** Start Input for this task **
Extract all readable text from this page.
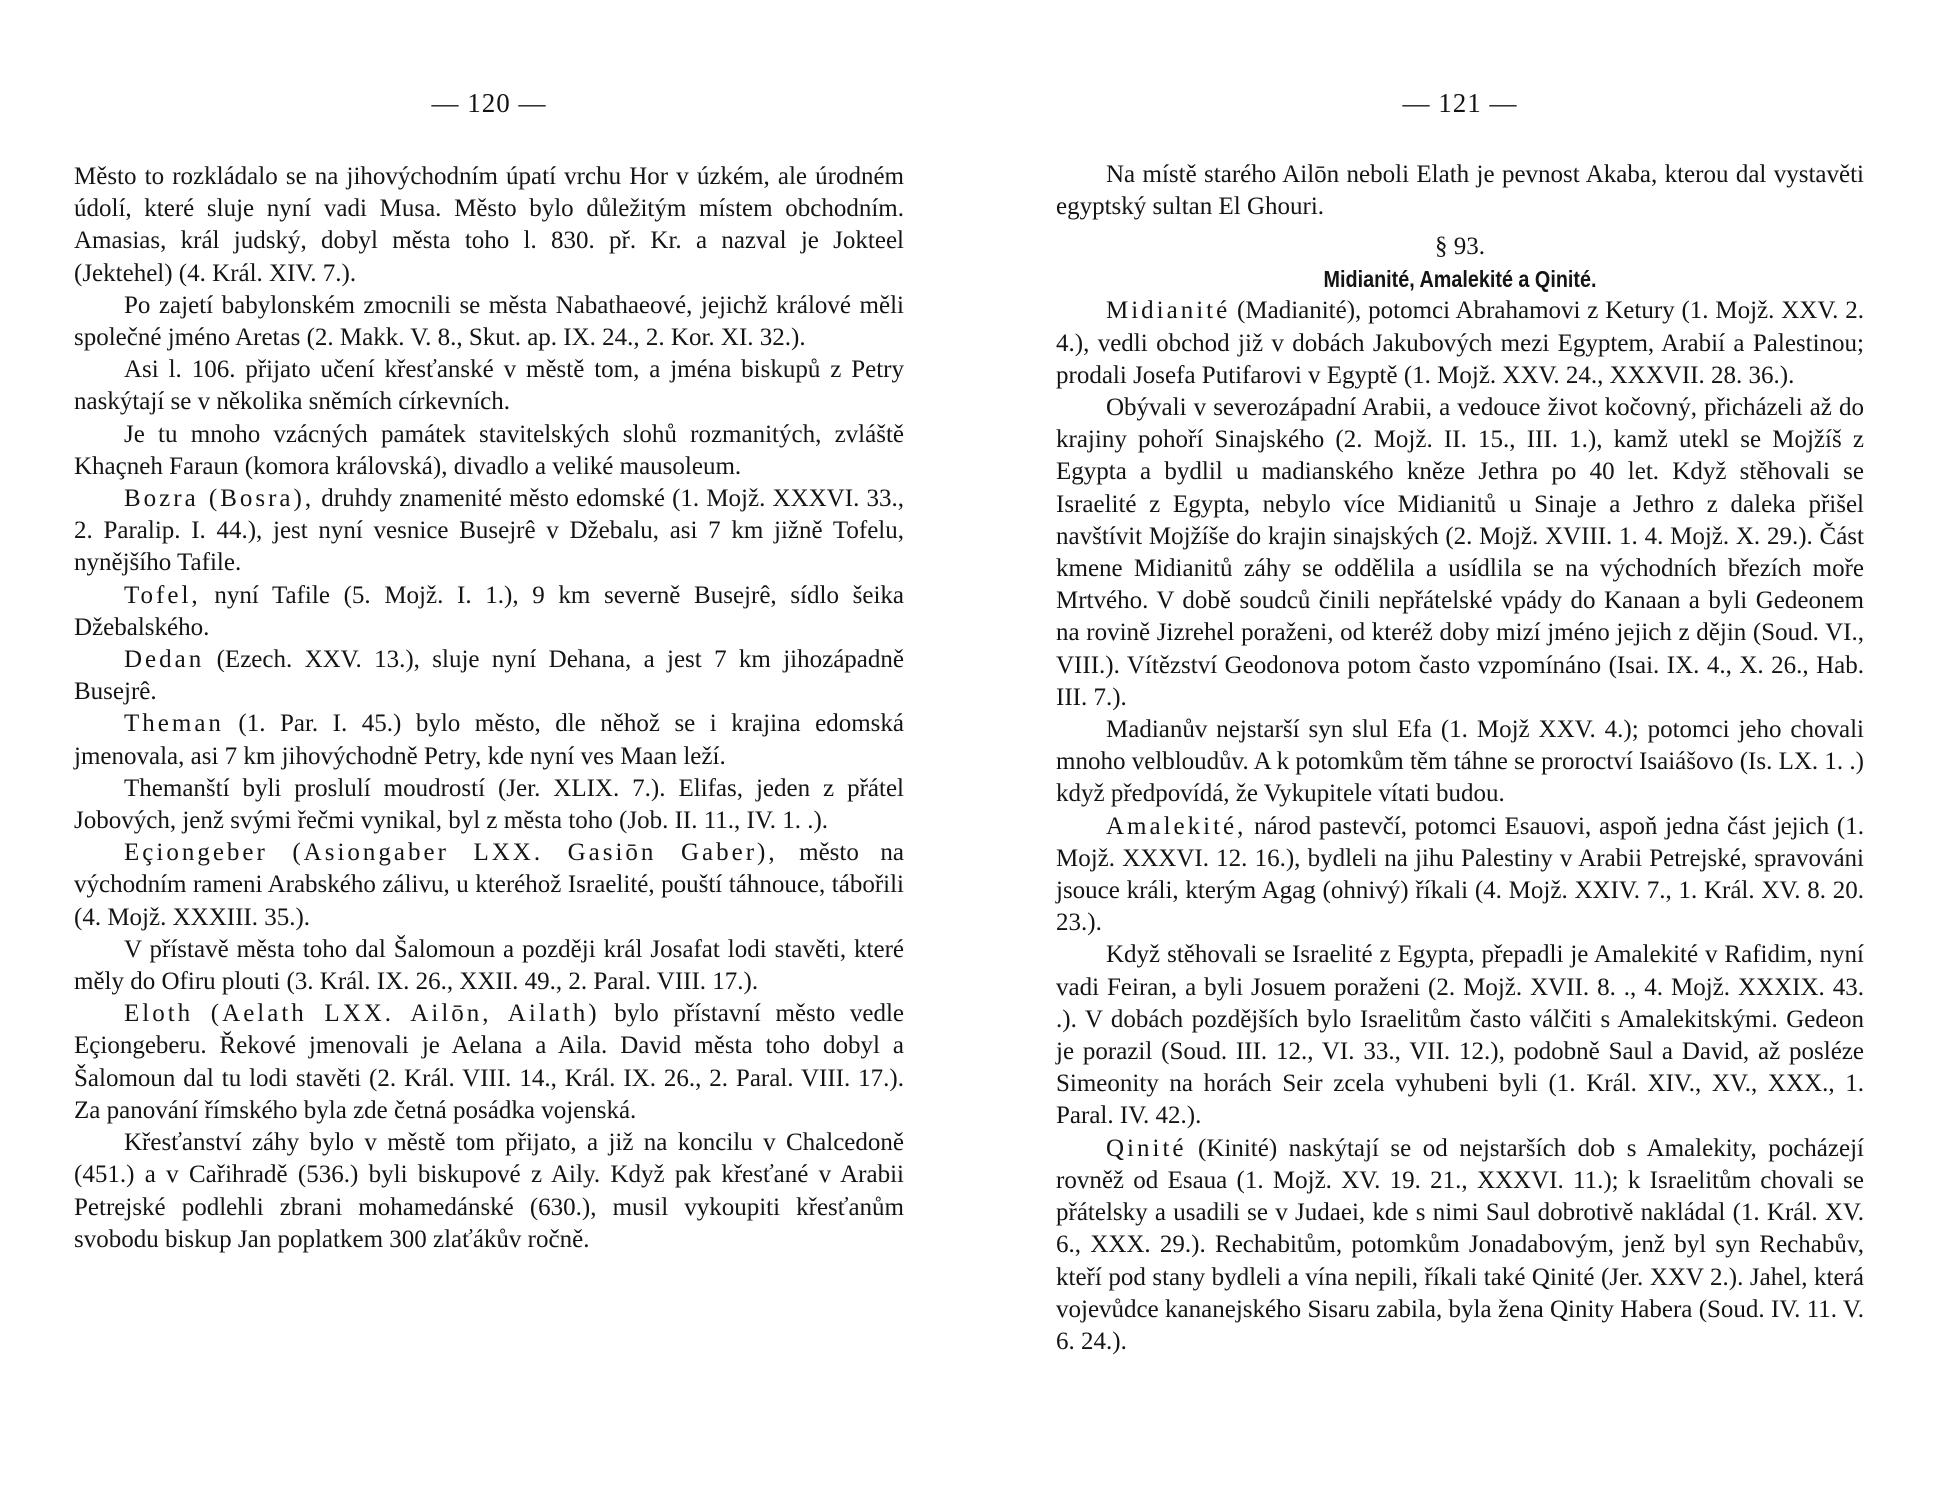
— 120 —

Město to rozkládalo se na jihovýchodním úpatí vrchu Hor v úzkém, ale úrodném údolí, které sluje nyní vadi Musa. Město bylo důležitým místem obchodním. Amasias, král judský, dobyl města toho l. 830. př. Kr. a nazval je Jokteel (Jektehel) (4. Král. XIV. 7.).

Po zajetí babylonském zmocnili se města Nabathaeové, jejichž králové měli společné jméno Aretas (2. Makk. V. 8., Skut. ap. IX. 24., 2. Kor. XI. 32.).

Asi l. 106. přijato učení křesťanské v městě tom, a jména biskupů z Petry naskýtají se v několika sněmích církevních.

Je tu mnoho vzácných památek stavitelských slohů rozmanitých, zvláště Khaçneh Faraun (komora královská), divadlo a veliké mausoleum.

Bozra (Bosra), druhdy znamenité město edomské (1. Mojž. XXXVI. 33., 2. Paralip. I. 44.), jest nyní vesnice Busejrê v Džebalu, asi 7 km jižně Tofelu, nynějšího Tafile.

Tofel, nyní Tafile (5. Mojž. I. 1.), 9 km severně Busejrê, sídlo šeika Džebalského.

Dedan (Ezech. XXV. 13.), sluje nyní Dehana, a jest 7 km jihozápadně Busejrê.

Theman (1. Par. I. 45.) bylo město, dle něhož se i krajina edomská jmenovala, asi 7 km jihovýchodně Petry, kde nyní ves Maan leží.

Themanští byli proslulí moudrostí (Jer. XLIX. 7.). Elifas, jeden z přátel Jobových, jenž svými řečmi vynikal, byl z města toho (Job. II. 11., IV. 1. .).

Eçiongeber (Asiongaber LXX. Gasiōn Gaber), město na východním rameni Arabského zálivu, u kteréhož Israelité, pouští táhnouce, tábořili (4. Mojž. XXXIII. 35.).

V přístavě města toho dal Šalomoun a později král Josafat lodi stavěti, které měly do Ofiru plouti (3. Král. IX. 26., XXII. 49., 2. Paral. VIII. 17.).

Eloth (Aelath LXX. Ailōn, Ailath) bylo přístavní město vedle Eçiongeberu. Řekové jmenovali je Aelana a Aila. David města toho dobyl a Šalomoun dal tu lodi stavěti (2. Král. VIII. 14., Král. IX. 26., 2. Paral. VIII. 17.). Za panování římského byla zde četná posádka vojenská.

Křesťanství záhy bylo v městě tom přijato, a již na koncilu v Chalcedoně (451.) a v Cařihradě (536.) byli biskupové z Aily. Když pak křesťané v Arabii Petrejské podlehli zbrani mohamedánské (630.), musil vykoupiti křesťanům svobodu biskup Jan poplatkem 300 zlaťákův ročně.

— 121 —

Na místě starého Ailōn neboli Elath je pevnost Akaba, kterou dal vystavěti egyptský sultan El Ghouri.

§ 93.
Midianité, Amalekité a Qinité.

Midianité (Madianité), potomci Abrahamovi z Ketury (1. Mojž. XXV. 2. 4.), vedli obchod již v dobách Jakubových mezi Egyptem, Arabií a Palestinou; prodali Josefa Putifarovi v Egyptě (1. Mojž. XXV. 24., XXXVII. 28. 36.).

Obývali v severozápadní Arabii, a vedouce život kočovný, přicházeli až do krajiny pohoří Sinajského (2. Mojž. II. 15., III. 1.), kamž utekl se Mojžíš z Egypta a bydlil u madianského kněze Jethra po 40 let. Když stěhovali se Israelité z Egypta, nebylo více Midianitů u Sinaje a Jethro z daleka přišel navštívit Mojžíše do krajin sinajských (2. Mojž. XVIII. 1. 4. Mojž. X. 29.). Část kmene Midianitů záhy se oddělila a usídlila se na východních březích moře Mrtvého. V době soudců činili nepřátelské vpády do Kanaan a byli Gedeonem na rovině Jizrehel poraženi, od kteréž doby mizí jméno jejich z dějin (Soud. VI., VIII.). Vítězství Geodonova potom často vzpomínáno (Isai. IX. 4., X. 26., Hab. III. 7.).

Madianův nejstarší syn slul Efa (1. Mojž XXV. 4.); potomci jeho chovali mnoho velbloudův. A k potomkům těm táhne se proroctví Isaiášovo (Is. LX. 1. .) když předpovídá, že Vykupitele vítati budou.

Amalekité, národ pastevčí, potomci Esauovi, aspoň jedna část jejich (1. Mojž. XXXVI. 12. 16.), bydleli na jihu Palestiny v Arabii Petrejské, spravováni jsouce králi, kterým Agag (ohnivý) říkali (4. Mojž. XXIV. 7., 1. Král. XV. 8. 20. 23.).

Když stěhovali se Israelité z Egypta, přepadli je Amalekité v Rafidim, nyní vadi Feiran, a byli Josuem poraženi (2. Mojž. XVII. 8. ., 4. Mojž. XXXIX. 43. .). V dobách pozdějších bylo Israelitům často válčiti s Amalekitskými. Gedeon je porazil (Soud. III. 12., VI. 33., VII. 12.), podobně Saul a David, až posléze Simeonity na horách Seir zcela vyhubeni byli (1. Král. XIV., XV., XXX., 1. Paral. IV. 42.).

Qinité (Kinité) naskýtají se od nejstarších dob s Amalekity, pocházejí rovněž od Esaua (1. Mojž. XV. 19. 21., XXXVI. 11.); k Israelitům chovali se přátelsky a usadili se v Judaei, kde s nimi Saul dobrotivě nakládal (1. Král. XV. 6., XXX. 29.). Rechabitům, potomkům Jonadabovým, jenž byl syn Rechabův, kteří pod stany bydleli a vína nepili, říkali také Qinité (Jer. XXV 2.). Jahel, která vojevůdce kananejského Sisaru zabila, byla žena Qinity Habera (Soud. IV. 11. V. 6. 24.).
** End Input for this task **
• [What the exercise asks] Copy each line from the records above that includes the string "Midianité".

• [Answer]
Midianité, Amalekité a Qinité.
Midianité (Madianité), potomci Abrahamovi z Ketury (1. Mojž. XXV. 2. 4.), vedli obchod již v dobách Jakubových mezi Egyptem, Arabií a Palestinou; prodali Josefa Putifarovi v Egyptě (1. Mojž. XXV. 24., XXXVII. 28. 36.).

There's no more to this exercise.